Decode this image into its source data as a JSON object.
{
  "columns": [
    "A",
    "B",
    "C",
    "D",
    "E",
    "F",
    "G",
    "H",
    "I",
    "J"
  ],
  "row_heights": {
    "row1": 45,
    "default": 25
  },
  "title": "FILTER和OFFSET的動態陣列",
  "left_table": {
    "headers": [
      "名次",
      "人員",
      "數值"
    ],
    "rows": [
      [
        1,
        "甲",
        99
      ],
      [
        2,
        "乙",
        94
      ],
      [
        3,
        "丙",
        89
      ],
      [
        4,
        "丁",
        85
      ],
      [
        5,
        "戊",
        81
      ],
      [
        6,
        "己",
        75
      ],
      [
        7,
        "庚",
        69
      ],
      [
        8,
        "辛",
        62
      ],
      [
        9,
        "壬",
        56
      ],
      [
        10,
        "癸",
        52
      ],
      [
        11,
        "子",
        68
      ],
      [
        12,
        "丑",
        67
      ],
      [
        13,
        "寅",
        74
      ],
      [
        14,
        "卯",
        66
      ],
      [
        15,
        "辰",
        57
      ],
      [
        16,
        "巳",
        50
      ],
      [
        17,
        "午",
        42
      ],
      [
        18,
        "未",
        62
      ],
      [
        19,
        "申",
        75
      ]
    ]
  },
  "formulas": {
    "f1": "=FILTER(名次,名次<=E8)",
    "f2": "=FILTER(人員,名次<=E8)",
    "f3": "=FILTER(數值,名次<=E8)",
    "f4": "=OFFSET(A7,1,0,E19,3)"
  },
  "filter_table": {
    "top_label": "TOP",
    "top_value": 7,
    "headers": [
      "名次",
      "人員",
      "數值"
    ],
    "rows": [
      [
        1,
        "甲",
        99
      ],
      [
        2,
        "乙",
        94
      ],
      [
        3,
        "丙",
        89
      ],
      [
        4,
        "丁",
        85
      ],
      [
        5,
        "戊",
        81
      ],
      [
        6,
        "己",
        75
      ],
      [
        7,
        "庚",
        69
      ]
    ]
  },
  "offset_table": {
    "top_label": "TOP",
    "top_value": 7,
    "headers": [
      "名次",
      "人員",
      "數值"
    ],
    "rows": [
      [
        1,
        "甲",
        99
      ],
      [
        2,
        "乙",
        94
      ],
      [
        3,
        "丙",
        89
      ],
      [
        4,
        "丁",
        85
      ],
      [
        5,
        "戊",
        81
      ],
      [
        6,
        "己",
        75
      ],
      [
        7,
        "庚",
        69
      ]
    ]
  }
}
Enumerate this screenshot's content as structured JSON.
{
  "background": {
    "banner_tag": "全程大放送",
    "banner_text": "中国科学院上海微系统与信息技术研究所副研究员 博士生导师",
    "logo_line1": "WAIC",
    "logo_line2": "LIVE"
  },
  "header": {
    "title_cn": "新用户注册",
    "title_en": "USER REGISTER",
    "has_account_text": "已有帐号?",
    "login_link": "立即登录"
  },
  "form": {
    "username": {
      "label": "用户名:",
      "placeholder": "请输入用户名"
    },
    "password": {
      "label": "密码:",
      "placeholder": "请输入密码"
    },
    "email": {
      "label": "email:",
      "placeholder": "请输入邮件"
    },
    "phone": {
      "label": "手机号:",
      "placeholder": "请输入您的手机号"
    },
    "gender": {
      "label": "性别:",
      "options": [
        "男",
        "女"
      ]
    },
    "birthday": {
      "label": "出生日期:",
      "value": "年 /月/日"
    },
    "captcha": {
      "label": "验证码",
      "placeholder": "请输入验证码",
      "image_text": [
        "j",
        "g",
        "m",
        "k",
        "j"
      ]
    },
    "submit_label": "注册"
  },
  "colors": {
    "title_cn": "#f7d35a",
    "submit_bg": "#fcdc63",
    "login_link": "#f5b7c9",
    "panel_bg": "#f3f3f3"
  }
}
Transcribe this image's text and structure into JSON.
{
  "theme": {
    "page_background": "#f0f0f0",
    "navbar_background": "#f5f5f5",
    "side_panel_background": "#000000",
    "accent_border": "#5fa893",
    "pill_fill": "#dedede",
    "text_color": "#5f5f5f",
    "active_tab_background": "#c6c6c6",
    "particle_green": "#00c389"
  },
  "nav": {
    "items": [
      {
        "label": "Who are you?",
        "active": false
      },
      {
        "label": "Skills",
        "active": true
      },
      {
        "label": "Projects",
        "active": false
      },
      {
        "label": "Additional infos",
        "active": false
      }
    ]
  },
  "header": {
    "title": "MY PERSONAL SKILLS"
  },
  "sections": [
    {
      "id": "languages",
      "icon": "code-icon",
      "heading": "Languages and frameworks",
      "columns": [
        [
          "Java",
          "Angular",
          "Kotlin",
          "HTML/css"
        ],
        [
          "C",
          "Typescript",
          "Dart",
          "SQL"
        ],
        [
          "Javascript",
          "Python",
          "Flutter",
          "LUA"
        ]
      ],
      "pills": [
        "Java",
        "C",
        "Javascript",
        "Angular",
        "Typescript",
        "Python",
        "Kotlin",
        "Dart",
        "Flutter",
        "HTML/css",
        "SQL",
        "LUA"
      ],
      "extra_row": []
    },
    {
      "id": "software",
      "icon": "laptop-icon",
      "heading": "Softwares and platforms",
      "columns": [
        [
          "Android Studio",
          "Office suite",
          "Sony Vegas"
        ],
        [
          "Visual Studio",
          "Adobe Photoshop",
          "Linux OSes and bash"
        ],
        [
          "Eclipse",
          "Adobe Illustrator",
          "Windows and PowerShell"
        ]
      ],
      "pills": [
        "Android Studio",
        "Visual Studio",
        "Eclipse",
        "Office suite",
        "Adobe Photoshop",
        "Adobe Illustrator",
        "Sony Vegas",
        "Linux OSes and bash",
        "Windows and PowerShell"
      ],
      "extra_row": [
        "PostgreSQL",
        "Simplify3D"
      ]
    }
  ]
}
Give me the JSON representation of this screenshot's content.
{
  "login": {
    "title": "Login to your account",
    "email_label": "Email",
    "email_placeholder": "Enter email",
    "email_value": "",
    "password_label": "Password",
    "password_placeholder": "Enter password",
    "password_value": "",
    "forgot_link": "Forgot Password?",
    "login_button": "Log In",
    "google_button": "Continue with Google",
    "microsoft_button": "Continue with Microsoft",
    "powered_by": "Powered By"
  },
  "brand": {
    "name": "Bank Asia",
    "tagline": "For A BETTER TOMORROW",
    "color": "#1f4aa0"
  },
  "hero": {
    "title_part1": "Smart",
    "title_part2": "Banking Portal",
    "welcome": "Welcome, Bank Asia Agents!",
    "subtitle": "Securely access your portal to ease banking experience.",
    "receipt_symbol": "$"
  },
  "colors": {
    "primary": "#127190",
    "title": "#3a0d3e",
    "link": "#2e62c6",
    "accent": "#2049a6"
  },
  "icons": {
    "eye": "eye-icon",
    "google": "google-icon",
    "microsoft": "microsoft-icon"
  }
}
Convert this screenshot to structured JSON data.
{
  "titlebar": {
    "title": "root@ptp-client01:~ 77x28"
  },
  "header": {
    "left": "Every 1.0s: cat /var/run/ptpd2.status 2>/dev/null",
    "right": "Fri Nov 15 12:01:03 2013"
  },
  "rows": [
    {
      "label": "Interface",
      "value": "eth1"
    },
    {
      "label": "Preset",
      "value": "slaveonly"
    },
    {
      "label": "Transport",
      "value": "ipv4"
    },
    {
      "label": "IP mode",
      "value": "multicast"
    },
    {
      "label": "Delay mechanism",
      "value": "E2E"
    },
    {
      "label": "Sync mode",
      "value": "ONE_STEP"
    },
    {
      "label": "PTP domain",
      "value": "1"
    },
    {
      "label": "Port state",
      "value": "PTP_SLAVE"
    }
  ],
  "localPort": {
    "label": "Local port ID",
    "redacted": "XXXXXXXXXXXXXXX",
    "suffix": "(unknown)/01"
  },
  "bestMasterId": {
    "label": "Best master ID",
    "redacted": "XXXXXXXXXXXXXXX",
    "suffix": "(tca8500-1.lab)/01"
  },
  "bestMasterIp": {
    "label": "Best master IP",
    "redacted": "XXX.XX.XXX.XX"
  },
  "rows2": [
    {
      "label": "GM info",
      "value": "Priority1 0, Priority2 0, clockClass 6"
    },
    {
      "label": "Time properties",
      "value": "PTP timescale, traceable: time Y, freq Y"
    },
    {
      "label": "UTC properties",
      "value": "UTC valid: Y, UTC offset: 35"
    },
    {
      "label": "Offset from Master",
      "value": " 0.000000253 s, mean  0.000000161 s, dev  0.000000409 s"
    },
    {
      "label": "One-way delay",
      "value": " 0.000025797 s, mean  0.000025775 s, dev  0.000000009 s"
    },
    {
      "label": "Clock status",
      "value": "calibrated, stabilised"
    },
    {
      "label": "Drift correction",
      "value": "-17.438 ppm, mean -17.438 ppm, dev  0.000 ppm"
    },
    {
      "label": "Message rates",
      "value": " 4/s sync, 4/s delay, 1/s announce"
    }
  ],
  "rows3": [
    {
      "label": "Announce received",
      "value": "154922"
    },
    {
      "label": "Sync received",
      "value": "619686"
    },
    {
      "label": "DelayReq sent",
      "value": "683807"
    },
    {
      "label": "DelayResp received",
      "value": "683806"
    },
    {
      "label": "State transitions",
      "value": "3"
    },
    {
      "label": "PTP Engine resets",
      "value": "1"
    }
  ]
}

- - - - -

**REQUIRED WORK**
From the listing above, pick out every line containing "OSes".

**WRITTEN ANSWER**
          "Linux OSes and bash"
        "Linux OSes and bash",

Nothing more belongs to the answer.